Copy, from the entries below, each line where the word "path" can be found.

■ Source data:
%%
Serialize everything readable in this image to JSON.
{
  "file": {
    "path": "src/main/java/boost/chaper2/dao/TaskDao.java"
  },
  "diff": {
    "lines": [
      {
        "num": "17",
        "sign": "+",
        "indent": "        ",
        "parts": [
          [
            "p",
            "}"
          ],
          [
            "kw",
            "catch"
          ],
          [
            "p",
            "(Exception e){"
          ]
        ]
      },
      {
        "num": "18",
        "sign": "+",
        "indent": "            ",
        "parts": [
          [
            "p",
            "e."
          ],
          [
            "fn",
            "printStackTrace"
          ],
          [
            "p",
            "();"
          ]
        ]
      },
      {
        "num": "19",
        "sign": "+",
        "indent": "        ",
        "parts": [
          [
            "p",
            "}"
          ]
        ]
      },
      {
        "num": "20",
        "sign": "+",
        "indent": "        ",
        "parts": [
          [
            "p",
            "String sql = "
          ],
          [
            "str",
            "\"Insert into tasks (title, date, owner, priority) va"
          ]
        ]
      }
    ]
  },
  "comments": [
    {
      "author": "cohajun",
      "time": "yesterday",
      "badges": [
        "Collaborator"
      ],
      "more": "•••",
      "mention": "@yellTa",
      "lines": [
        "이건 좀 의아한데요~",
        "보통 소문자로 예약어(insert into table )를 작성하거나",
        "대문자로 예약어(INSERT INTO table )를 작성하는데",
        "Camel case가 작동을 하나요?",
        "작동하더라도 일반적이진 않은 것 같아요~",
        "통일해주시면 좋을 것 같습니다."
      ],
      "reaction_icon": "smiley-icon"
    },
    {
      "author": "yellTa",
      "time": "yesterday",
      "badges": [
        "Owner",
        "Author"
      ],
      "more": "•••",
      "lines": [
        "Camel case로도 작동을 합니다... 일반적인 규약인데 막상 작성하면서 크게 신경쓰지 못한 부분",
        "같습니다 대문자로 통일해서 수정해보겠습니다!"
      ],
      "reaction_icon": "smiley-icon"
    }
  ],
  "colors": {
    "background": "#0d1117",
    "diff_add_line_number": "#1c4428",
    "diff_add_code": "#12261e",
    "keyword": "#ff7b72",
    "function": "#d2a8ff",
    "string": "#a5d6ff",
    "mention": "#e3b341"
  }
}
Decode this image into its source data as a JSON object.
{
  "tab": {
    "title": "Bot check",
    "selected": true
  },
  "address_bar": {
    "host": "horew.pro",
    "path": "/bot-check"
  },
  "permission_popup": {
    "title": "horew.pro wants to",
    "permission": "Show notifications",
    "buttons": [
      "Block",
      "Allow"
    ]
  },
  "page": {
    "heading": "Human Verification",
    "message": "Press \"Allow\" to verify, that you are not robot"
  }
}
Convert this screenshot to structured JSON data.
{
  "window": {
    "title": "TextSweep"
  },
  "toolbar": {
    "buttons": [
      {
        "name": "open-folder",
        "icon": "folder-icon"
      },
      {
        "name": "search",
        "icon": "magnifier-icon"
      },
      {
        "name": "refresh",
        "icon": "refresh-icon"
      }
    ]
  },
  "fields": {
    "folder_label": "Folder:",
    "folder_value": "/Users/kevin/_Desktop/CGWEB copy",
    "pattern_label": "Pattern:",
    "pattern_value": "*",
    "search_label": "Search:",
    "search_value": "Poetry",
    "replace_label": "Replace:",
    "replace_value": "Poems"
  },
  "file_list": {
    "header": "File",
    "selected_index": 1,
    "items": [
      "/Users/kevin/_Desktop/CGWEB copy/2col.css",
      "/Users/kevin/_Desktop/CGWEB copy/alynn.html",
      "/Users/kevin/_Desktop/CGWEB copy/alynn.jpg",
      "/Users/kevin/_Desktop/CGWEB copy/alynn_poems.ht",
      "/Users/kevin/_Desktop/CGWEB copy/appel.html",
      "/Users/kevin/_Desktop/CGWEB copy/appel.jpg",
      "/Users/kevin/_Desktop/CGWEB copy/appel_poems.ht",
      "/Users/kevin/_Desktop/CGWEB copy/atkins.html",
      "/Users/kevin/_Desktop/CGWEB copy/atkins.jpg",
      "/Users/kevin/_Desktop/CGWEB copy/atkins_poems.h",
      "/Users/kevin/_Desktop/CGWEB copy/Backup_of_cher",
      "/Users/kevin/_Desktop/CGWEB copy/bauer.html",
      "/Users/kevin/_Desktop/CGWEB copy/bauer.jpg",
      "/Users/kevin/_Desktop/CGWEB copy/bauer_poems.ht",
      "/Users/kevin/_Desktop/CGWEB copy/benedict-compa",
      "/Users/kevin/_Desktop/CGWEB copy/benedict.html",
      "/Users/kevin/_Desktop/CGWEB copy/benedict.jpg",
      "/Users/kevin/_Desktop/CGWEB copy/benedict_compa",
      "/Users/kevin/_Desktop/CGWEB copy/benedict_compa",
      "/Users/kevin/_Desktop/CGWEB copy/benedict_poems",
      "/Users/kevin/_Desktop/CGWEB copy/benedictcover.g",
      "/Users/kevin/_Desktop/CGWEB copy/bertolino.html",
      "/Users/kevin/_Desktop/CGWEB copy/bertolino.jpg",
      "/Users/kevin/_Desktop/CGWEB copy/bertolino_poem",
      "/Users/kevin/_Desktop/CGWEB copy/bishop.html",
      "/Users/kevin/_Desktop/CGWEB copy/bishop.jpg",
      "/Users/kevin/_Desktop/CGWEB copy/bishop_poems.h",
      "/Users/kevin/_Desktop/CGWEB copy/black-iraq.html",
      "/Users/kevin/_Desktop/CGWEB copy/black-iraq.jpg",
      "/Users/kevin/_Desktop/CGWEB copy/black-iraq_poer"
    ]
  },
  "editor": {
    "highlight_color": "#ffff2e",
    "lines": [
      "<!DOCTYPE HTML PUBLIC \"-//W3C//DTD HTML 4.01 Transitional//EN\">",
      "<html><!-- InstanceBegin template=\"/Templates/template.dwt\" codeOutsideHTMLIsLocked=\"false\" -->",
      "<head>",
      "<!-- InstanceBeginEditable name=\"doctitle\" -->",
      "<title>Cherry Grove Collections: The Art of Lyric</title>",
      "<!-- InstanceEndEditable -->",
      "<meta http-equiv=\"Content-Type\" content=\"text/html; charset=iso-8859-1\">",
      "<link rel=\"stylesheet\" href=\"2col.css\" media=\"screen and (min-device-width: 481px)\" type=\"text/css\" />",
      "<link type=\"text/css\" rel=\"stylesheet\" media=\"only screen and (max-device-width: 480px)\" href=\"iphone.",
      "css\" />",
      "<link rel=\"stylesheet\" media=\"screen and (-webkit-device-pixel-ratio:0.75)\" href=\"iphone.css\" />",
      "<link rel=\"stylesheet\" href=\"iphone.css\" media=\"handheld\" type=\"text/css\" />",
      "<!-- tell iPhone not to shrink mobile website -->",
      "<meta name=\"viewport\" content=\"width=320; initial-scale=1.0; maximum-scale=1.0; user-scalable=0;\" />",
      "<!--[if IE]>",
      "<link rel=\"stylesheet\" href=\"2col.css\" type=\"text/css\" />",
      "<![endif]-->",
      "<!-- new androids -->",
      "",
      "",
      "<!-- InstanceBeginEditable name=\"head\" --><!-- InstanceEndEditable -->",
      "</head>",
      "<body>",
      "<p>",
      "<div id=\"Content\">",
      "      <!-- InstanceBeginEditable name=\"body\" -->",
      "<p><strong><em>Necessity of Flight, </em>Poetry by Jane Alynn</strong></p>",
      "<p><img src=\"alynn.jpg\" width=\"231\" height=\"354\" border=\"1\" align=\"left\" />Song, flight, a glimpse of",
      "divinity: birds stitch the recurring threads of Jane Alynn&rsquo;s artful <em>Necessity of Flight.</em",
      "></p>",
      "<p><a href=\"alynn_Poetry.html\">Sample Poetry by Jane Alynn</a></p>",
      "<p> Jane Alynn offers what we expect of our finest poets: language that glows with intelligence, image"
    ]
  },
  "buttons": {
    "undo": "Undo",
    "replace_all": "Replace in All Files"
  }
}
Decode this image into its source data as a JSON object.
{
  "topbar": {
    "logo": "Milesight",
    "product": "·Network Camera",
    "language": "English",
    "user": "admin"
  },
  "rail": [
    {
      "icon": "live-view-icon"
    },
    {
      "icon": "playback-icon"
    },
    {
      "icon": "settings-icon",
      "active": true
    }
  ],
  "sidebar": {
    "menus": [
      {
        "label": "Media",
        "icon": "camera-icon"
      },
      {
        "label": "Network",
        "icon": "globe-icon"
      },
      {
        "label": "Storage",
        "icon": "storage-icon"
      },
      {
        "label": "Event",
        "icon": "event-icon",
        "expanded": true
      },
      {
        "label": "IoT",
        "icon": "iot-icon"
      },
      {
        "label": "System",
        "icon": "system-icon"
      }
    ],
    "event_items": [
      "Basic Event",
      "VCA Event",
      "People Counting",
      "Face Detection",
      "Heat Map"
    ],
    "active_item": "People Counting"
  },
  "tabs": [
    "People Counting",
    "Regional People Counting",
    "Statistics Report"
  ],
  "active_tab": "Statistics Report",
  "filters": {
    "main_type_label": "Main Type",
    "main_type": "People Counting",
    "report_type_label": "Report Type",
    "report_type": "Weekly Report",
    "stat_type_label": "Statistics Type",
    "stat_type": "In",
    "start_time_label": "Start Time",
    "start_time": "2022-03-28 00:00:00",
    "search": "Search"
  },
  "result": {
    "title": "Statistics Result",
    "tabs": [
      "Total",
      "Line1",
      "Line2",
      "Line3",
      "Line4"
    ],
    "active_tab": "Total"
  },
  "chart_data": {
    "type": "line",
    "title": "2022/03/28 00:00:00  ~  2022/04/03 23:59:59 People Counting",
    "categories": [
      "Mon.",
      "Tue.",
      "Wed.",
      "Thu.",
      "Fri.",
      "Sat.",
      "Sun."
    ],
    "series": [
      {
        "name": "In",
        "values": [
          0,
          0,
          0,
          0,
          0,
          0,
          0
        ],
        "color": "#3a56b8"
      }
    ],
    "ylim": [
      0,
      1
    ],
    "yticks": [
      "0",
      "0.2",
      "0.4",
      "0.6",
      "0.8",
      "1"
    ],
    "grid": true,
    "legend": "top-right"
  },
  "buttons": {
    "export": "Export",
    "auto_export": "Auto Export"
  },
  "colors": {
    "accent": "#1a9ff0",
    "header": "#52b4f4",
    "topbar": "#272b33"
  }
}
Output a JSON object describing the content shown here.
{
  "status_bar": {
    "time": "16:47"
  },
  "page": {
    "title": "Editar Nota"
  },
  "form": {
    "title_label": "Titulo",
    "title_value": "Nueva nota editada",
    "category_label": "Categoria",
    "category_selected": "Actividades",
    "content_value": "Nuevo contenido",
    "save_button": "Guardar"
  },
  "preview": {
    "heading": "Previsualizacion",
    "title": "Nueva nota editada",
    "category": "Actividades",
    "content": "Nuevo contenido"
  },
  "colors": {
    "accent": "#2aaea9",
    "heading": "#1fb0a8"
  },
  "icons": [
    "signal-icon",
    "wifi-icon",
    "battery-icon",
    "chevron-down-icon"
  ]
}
%%
■ ANSWER:
    "path": "src/main/java/boost/chaper2/dao/TaskDao.java"
    "path": "/bot-check"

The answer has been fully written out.